• WRITTEN PROBLEM
Exclude the pictures and reproduce the remaining data exactly as written.

[Begin]

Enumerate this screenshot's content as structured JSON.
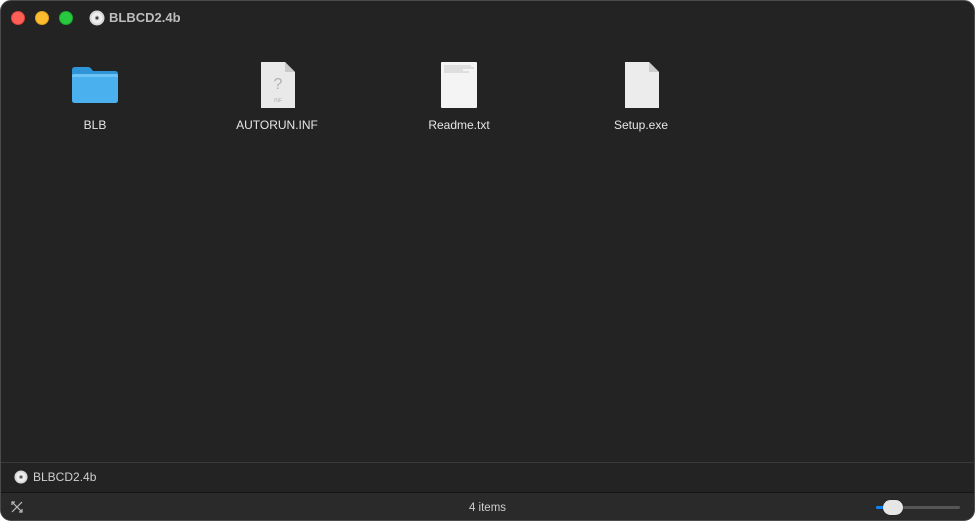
{
  "window": {
    "title": "BLBCD2.4b",
    "title_icon": "cd-disc-icon"
  },
  "files": [
    {
      "name": "BLB",
      "icon": "folder-icon",
      "kind": "folder"
    },
    {
      "name": "AUTORUN.INF",
      "icon": "unknown-document-icon",
      "kind": "inf",
      "badge": "INF"
    },
    {
      "name": "Readme.txt",
      "icon": "text-document-icon",
      "kind": "txt"
    },
    {
      "name": "Setup.exe",
      "icon": "generic-document-icon",
      "kind": "exe"
    }
  ],
  "pathbar": {
    "label": "BLBCD2.4b",
    "icon": "cd-disc-icon"
  },
  "statusbar": {
    "item_count": "4 items",
    "icon_size_slider": 0.2
  },
  "colors": {
    "window_bg": "#232323",
    "close": "#ff5f57",
    "minimize": "#febc2e",
    "zoom": "#28c840",
    "folder": "#4ab0ee",
    "accent": "#0a84ff"
  }
}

[End]

• FINISHED EXERCISE
Enumerate this screenshot's content as structured JSON.
{
  "window": {
    "title": "BLBCD2.4b",
    "title_icon": "cd-disc-icon"
  },
  "files": [
    {
      "name": "BLB",
      "icon": "folder-icon",
      "kind": "folder"
    },
    {
      "name": "AUTORUN.INF",
      "icon": "unknown-document-icon",
      "kind": "inf",
      "badge": "INF"
    },
    {
      "name": "Readme.txt",
      "icon": "text-document-icon",
      "kind": "txt"
    },
    {
      "name": "Setup.exe",
      "icon": "generic-document-icon",
      "kind": "exe"
    }
  ],
  "pathbar": {
    "label": "BLBCD2.4b",
    "icon": "cd-disc-icon"
  },
  "statusbar": {
    "item_count": "4 items",
    "icon_size_slider": 0.2
  },
  "colors": {
    "window_bg": "#232323",
    "close": "#ff5f57",
    "minimize": "#febc2e",
    "zoom": "#28c840",
    "folder": "#4ab0ee",
    "accent": "#0a84ff"
  }
}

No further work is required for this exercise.